→ Records excerpted from a collection:

--------------------------------

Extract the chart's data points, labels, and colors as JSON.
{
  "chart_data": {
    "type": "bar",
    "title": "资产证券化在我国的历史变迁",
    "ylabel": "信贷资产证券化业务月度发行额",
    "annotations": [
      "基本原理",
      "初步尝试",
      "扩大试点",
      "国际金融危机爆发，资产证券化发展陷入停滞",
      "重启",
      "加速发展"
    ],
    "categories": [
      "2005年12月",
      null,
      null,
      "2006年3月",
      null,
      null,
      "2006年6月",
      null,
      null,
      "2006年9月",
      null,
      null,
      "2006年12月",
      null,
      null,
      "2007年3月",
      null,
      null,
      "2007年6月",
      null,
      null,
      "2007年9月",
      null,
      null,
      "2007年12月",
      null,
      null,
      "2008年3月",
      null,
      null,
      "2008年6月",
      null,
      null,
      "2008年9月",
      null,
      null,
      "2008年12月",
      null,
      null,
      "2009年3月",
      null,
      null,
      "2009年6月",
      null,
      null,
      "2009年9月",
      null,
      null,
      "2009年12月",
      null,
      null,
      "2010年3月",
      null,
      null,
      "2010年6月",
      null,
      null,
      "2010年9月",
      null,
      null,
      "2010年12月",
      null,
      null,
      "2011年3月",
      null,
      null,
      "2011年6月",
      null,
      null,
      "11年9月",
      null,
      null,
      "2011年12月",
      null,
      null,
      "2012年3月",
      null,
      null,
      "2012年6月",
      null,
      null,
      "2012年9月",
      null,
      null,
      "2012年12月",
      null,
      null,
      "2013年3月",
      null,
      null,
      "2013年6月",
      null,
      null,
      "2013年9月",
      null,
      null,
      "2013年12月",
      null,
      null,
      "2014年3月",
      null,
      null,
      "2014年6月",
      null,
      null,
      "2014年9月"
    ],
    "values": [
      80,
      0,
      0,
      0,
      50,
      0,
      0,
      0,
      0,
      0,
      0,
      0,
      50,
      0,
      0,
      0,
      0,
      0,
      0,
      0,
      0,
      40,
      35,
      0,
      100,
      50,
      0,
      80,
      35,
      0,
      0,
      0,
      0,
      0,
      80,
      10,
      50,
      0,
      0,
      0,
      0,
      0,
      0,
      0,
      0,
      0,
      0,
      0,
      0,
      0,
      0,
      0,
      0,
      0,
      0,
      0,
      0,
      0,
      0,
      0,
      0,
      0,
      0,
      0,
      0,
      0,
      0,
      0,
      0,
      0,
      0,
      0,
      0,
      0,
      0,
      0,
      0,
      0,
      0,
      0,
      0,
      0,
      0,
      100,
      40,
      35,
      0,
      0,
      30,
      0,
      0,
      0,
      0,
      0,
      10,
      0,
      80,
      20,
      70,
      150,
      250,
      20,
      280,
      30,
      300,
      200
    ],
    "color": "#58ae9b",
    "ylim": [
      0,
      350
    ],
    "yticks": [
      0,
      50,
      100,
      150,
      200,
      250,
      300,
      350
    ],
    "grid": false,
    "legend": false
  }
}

--------------------------------

→ Task directions: Extract all of the data shown above without alteration.

→ Task response:
Extract the chart's data points, labels, and colors as JSON.
{
  "chart_data": {
    "type": "bar",
    "title": "资产证券化在我国的历史变迁",
    "ylabel": "信贷资产证券化业务月度发行额",
    "annotations": [
      "基本原理",
      "初步尝试",
      "扩大试点",
      "国际金融危机爆发，资产证券化发展陷入停滞",
      "重启",
      "加速发展"
    ],
    "categories": [
      "2005年12月",
      null,
      null,
      "2006年3月",
      null,
      null,
      "2006年6月",
      null,
      null,
      "2006年9月",
      null,
      null,
      "2006年12月",
      null,
      null,
      "2007年3月",
      null,
      null,
      "2007年6月",
      null,
      null,
      "2007年9月",
      null,
      null,
      "2007年12月",
      null,
      null,
      "2008年3月",
      null,
      null,
      "2008年6月",
      null,
      null,
      "2008年9月",
      null,
      null,
      "2008年12月",
      null,
      null,
      "2009年3月",
      null,
      null,
      "2009年6月",
      null,
      null,
      "2009年9月",
      null,
      null,
      "2009年12月",
      null,
      null,
      "2010年3月",
      null,
      null,
      "2010年6月",
      null,
      null,
      "2010年9月",
      null,
      null,
      "2010年12月",
      null,
      null,
      "2011年3月",
      null,
      null,
      "2011年6月",
      null,
      null,
      "11年9月",
      null,
      null,
      "2011年12月",
      null,
      null,
      "2012年3月",
      null,
      null,
      "2012年6月",
      null,
      null,
      "2012年9月",
      null,
      null,
      "2012年12月",
      null,
      null,
      "2013年3月",
      null,
      null,
      "2013年6月",
      null,
      null,
      "2013年9月",
      null,
      null,
      "2013年12月",
      null,
      null,
      "2014年3月",
      null,
      null,
      "2014年6月",
      null,
      null,
      "2014年9月"
    ],
    "values": [
      80,
      0,
      0,
      0,
      50,
      0,
      0,
      0,
      0,
      0,
      0,
      0,
      50,
      0,
      0,
      0,
      0,
      0,
      0,
      0,
      0,
      40,
      35,
      0,
      100,
      50,
      0,
      80,
      35,
      0,
      0,
      0,
      0,
      0,
      80,
      10,
      50,
      0,
      0,
      0,
      0,
      0,
      0,
      0,
      0,
      0,
      0,
      0,
      0,
      0,
      0,
      0,
      0,
      0,
      0,
      0,
      0,
      0,
      0,
      0,
      0,
      0,
      0,
      0,
      0,
      0,
      0,
      0,
      0,
      0,
      0,
      0,
      0,
      0,
      0,
      0,
      0,
      0,
      0,
      0,
      0,
      0,
      0,
      100,
      40,
      35,
      0,
      0,
      30,
      0,
      0,
      0,
      0,
      0,
      10,
      0,
      80,
      20,
      70,
      150,
      250,
      20,
      280,
      30,
      300,
      200
    ],
    "color": "#58ae9b",
    "ylim": [
      0,
      350
    ],
    "yticks": [
      0,
      50,
      100,
      150,
      200,
      250,
      300,
      350
    ],
    "grid": false,
    "legend": false
  }
}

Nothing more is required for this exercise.